** start Reading passage **

Order-preserving function transforms and EquivalenceClass

From: Mat Arye <mat(at)timescaledb(dot)com>
To: pgsql-hackers(at)postgresql(dot)org
Subject: Order-preserving function transforms and EquivalenceClass
Date: 2017-03-23 16:33:46
Message-ID: CADsUR0Ccq3tMrcQwYd3c+o0yEL4mX761z-nkG1jos4iuZRNemQ@mail.gmail.com
Views: Raw Message | Whole Thread | Download mbox | Resend email
Thread:
Lists: pgsql-hackers

Hi,

I am on a team developing an open-source extension for time-series data
storage in PostgreSQL (https://github.com/timescaledb/timescaledb).

We are trying to extend/hook into the planner so that it understands that
date_trunc('minute', time) has the same ordering as time (or rather that a
sort ordering on the latter is always a valid sort ordering on the former).
But this question really applies to any order-preserving transform such as
(time+1) vs (time).

Let's assume we can detect such cases. How do we tell the planner about it.

** end Reading passage **
** start Data **

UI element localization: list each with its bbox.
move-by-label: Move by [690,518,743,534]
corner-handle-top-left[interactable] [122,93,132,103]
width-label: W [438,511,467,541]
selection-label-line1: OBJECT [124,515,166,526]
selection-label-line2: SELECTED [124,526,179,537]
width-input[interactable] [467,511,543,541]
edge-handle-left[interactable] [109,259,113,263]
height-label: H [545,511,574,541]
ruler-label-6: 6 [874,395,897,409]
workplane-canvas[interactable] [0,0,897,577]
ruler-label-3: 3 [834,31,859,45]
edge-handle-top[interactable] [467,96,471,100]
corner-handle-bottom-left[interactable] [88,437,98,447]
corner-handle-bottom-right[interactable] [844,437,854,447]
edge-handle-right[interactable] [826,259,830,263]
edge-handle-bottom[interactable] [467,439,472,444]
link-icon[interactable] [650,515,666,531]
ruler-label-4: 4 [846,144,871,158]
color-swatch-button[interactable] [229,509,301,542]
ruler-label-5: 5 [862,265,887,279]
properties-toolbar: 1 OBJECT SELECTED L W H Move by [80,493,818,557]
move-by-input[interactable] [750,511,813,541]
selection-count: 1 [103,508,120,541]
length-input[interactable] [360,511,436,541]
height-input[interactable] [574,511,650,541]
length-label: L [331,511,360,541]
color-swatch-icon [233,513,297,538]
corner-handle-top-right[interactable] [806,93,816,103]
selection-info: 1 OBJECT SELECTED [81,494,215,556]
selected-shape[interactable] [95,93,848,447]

** end Data **

Exercise tasks:
1. In the pgsql-hackers post, what is the open-source extension being developed for?
2. Reproduce everything in the pgsql-hackers post from "I am on a team" down to "(time+1) vs (time).".
3. Pick up the pgsql-hackers post where it stops and keep writing it.
The records come from a separate source, not from the pgsql-hackers post.

Outputs for the tasks:
1. Time-series data storage in PostgreSQL.

2.
I am on a team developing an open-source extension for time-series data
storage in PostgreSQL (https://github.com/timescaledb/timescaledb).

We are trying to extend/hook into the planner so that it understands that
date_trunc('minute', time) has the same ordering as time (or rather that a
sort ordering on the latter is always a valid sort ordering on the former).
But this question really applies to any order-preserving transform such as
(time+1) vs (time).

3.
I see two ways of doing this:

(1) Having an EquivalenceClass with two members - the "time" and
"date_trunc" member. Then the pathkey for the sort would reference this
member and understand the equivalence. I think this is a pretty clean way
of doing things. But this equivalence between "time" and "date_trunc" only
applies to sorts. It should not apply to joins (for which EquivalenceClass
is also used) because these values are not actually equivalent. They are
only equivalent for sorting purposes. I know an EquivalenceClass has
a ec_has_volatile field which marks the EquivalenceClass as only for sorts
and not for joins. But is it an incorrect hack to set this for cases where
the EquivalenceMembers are not volatile? Is there some other way as marking
an EquivalenceClass as only for sorts that I am missing? Another wrinkle is
that while a date_trunc sort can be safely represented by a time sort the
reverse isn't true. Has there been any discussion on supporting such cases
in EquivalenceClasses? I'd be happy to submit a patch to the core if people
think this is worthwhile.

(2) I can create new EquivalenceClass objects and pathkeys and use planner
hooks to substitute the appropriate pathkeys for doing things like finding
indexes etc. I have a prototype where this works, but I just think approach
1 is much cleaner.

Any thoughts would be greatly appreciated. I am pretty new to the planner
codebase and just want to avoid any obvious pitfalls.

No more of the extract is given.